Data shown:
· · ·

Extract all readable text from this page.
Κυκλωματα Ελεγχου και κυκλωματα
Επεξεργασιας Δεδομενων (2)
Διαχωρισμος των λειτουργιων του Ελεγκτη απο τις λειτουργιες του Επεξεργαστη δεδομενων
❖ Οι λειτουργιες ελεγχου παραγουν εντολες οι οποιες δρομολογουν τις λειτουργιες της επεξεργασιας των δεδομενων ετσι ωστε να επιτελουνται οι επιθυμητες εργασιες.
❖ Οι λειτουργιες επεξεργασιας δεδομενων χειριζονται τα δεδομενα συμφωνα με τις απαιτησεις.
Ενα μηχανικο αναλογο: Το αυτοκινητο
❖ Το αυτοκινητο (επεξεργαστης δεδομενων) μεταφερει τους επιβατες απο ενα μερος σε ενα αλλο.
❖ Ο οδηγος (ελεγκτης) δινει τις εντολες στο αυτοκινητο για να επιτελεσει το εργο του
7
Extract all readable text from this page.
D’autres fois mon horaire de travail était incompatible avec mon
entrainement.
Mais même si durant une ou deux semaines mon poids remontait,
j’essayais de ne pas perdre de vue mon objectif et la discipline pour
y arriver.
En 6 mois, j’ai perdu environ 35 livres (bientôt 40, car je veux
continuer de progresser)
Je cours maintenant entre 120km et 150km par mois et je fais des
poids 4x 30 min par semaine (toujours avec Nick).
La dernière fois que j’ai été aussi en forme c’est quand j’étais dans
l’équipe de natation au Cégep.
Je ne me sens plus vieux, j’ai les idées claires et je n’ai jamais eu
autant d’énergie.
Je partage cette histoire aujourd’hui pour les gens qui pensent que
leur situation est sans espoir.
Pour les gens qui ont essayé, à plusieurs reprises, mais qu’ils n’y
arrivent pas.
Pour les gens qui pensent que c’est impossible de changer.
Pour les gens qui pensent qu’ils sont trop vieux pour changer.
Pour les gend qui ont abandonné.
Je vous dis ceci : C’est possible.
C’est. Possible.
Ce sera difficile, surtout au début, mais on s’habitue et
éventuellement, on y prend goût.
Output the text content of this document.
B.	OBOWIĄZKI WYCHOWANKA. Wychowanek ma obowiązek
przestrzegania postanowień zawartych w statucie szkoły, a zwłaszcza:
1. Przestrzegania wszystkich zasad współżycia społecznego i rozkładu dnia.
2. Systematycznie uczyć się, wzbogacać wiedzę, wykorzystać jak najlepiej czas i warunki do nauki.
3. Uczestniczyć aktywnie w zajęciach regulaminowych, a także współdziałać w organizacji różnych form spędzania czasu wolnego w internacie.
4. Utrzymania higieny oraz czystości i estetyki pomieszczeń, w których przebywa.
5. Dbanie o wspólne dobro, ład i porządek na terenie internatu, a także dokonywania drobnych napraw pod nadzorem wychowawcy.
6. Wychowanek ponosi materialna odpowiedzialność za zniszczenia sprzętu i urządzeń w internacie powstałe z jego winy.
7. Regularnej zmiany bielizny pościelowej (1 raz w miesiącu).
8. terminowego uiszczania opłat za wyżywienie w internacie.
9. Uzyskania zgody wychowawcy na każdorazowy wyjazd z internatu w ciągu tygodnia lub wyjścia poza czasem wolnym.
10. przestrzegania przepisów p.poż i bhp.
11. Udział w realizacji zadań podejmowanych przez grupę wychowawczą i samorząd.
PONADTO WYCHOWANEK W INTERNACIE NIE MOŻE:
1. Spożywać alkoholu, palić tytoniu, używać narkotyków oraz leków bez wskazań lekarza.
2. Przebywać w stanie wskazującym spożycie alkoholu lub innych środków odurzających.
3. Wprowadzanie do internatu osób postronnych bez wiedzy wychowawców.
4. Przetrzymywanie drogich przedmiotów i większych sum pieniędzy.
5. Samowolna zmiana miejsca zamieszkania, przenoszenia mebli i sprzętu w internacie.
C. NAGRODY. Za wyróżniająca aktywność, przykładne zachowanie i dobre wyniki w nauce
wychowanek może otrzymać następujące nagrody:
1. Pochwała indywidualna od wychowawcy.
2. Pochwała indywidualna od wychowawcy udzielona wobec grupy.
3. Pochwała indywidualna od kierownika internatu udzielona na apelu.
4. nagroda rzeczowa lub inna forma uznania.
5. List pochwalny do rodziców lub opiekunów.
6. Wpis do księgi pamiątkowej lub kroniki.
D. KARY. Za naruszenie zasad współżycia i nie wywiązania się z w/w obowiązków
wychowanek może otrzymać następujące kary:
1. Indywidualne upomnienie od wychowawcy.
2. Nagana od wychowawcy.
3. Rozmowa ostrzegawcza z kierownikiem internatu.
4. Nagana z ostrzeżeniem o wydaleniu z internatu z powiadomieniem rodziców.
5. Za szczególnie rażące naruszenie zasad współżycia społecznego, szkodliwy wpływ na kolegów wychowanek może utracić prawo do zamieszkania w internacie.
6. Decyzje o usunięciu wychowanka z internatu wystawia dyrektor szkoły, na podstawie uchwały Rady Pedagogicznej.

· · ·

What you are asked to do:
Quote the whole listing above, leaving nothing out.

Finished exercise:
Extract all readable text from this page.
Κυκλωματα Ελεγχου και κυκλωματα
Επεξεργασιας Δεδομενων (2)
Διαχωρισμος των λειτουργιων του Ελεγκτη απο τις λειτουργιες του Επεξεργαστη δεδομενων
❖ Οι λειτουργιες ελεγχου παραγουν εντολες οι οποιες δρομολογουν τις λειτουργιες της επεξεργασιας των δεδομενων ετσι ωστε να επιτελουνται οι επιθυμητες εργασιες.
❖ Οι λειτουργιες επεξεργασιας δεδομενων χειριζονται τα δεδομενα συμφωνα με τις απαιτησεις.
Ενα μηχανικο αναλογο: Το αυτοκινητο
❖ Το αυτοκινητο (επεξεργαστης δεδομενων) μεταφερει τους επιβατες απο ενα μερος σε ενα αλλο.
❖ Ο οδηγος (ελεγκτης) δινει τις εντολες στο αυτοκινητο για να επιτελεσει το εργο του
7
Extract all readable text from this page.
D’autres fois mon horaire de travail était incompatible avec mon
entrainement.
Mais même si durant une ou deux semaines mon poids remontait,
j’essayais de ne pas perdre de vue mon objectif et la discipline pour
y arriver.
En 6 mois, j’ai perdu environ 35 livres (bientôt 40, car je veux
continuer de progresser)
Je cours maintenant entre 120km et 150km par mois et je fais des
poids 4x 30 min par semaine (toujours avec Nick).
La dernière fois que j’ai été aussi en forme c’est quand j’étais dans
l’équipe de natation au Cégep.
Je ne me sens plus vieux, j’ai les idées claires et je n’ai jamais eu
autant d’énergie.
Je partage cette histoire aujourd’hui pour les gens qui pensent que
leur situation est sans espoir.
Pour les gens qui ont essayé, à plusieurs reprises, mais qu’ils n’y
arrivent pas.
Pour les gens qui pensent que c’est impossible de changer.
Pour les gens qui pensent qu’ils sont trop vieux pour changer.
Pour les gend qui ont abandonné.
Je vous dis ceci : C’est possible.
C’est. Possible.
Ce sera difficile, surtout au début, mais on s’habitue et
éventuellement, on y prend goût.
Output the text content of this document.
B.	OBOWIĄZKI WYCHOWANKA. Wychowanek ma obowiązek
przestrzegania postanowień zawartych w statucie szkoły, a zwłaszcza:
1. Przestrzegania wszystkich zasad współżycia społecznego i rozkładu dnia.
2. Systematycznie uczyć się, wzbogacać wiedzę, wykorzystać jak najlepiej czas i warunki do nauki.
3. Uczestniczyć aktywnie w zajęciach regulaminowych, a także współdziałać w organizacji różnych form spędzania czasu wolnego w internacie.
4. Utrzymania higieny oraz czystości i estetyki pomieszczeń, w których przebywa.
5. Dbanie o wspólne dobro, ład i porządek na terenie internatu, a także dokonywania drobnych napraw pod nadzorem wychowawcy.
6. Wychowanek ponosi materialna odpowiedzialność za zniszczenia sprzętu i urządzeń w internacie powstałe z jego winy.
7. Regularnej zmiany bielizny pościelowej (1 raz w miesiącu).
8. terminowego uiszczania opłat za wyżywienie w internacie.
9. Uzyskania zgody wychowawcy na każdorazowy wyjazd z internatu w ciągu tygodnia lub wyjścia poza czasem wolnym.
10. przestrzegania przepisów p.poż i bhp.
11. Udział w realizacji zadań podejmowanych przez grupę wychowawczą i samorząd.
PONADTO WYCHOWANEK W INTERNACIE NIE MOŻE:
1. Spożywać alkoholu, palić tytoniu, używać narkotyków oraz leków bez wskazań lekarza.
2. Przebywać w stanie wskazującym spożycie alkoholu lub innych środków odurzających.
3. Wprowadzanie do internatu osób postronnych bez wiedzy wychowawców.
4. Przetrzymywanie drogich przedmiotów i większych sum pieniędzy.
5. Samowolna zmiana miejsca zamieszkania, przenoszenia mebli i sprzętu w internacie.
C. NAGRODY. Za wyróżniająca aktywność, przykładne zachowanie i dobre wyniki w nauce
wychowanek może otrzymać następujące nagrody:
1. Pochwała indywidualna od wychowawcy.
2. Pochwała indywidualna od wychowawcy udzielona wobec grupy.
3. Pochwała indywidualna od kierownika internatu udzielona na apelu.
4. nagroda rzeczowa lub inna forma uznania.
5. List pochwalny do rodziców lub opiekunów.
6. Wpis do księgi pamiątkowej lub kroniki.
D. KARY. Za naruszenie zasad współżycia i nie wywiązania się z w/w obowiązków
wychowanek może otrzymać następujące kary:
1. Indywidualne upomnienie od wychowawcy.
2. Nagana od wychowawcy.
3. Rozmowa ostrzegawcza z kierownikiem internatu.
4. Nagana z ostrzeżeniem o wydaleniu z internatu z powiadomieniem rodziców.
5. Za szczególnie rażące naruszenie zasad współżycia społecznego, szkodliwy wpływ na kolegów wychowanek może utracić prawo do zamieszkania w internacie.
6. Decyzje o usunięciu wychowanka z internatu wystawia dyrektor szkoły, na podstawie uchwały Rady Pedagogicznej.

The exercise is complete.